### What this task involves
What is the number of lines containing the string "down"? Answer with the number only.

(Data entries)

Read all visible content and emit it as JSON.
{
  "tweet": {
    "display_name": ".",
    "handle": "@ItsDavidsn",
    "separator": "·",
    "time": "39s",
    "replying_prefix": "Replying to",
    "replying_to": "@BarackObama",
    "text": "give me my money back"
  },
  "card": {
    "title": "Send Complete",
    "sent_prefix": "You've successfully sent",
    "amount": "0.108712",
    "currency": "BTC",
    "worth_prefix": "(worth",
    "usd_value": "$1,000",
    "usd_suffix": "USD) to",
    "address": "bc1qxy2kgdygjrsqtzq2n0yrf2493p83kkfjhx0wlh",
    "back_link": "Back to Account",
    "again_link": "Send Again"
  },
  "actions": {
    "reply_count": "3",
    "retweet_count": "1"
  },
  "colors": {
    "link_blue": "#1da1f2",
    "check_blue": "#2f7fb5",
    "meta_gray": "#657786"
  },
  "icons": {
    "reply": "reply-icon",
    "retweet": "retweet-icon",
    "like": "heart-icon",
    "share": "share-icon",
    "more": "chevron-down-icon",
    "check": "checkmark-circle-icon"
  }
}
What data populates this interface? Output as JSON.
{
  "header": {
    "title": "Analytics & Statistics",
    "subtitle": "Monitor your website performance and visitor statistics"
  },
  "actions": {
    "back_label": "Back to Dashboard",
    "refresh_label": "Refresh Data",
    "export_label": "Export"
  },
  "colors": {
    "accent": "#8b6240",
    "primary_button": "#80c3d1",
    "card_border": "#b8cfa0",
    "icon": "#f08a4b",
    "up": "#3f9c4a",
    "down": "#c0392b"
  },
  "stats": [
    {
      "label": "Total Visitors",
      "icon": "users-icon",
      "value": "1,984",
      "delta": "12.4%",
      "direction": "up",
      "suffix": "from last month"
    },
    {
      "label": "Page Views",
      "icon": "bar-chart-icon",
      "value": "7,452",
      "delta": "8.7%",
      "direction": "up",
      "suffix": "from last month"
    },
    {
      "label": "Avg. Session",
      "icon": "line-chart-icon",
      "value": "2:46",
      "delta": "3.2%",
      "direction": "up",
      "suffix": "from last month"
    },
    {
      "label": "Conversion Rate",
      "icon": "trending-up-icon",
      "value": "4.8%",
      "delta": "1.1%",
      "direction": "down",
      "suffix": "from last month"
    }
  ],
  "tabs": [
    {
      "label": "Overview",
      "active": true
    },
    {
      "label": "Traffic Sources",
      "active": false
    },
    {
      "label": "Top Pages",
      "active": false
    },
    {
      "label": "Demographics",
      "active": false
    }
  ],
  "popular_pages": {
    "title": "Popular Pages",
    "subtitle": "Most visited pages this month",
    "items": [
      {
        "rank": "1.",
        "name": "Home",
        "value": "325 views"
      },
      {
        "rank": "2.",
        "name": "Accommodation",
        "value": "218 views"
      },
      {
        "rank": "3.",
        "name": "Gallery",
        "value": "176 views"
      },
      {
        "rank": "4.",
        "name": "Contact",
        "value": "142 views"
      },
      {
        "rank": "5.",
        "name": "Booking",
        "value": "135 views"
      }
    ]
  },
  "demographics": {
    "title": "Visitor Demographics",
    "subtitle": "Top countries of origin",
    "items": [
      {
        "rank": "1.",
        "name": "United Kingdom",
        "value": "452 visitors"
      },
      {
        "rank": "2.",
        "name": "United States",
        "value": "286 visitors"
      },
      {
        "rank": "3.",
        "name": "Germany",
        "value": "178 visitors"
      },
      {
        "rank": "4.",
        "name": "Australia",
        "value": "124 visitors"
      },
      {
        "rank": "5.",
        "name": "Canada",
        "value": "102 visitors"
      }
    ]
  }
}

### Final result
3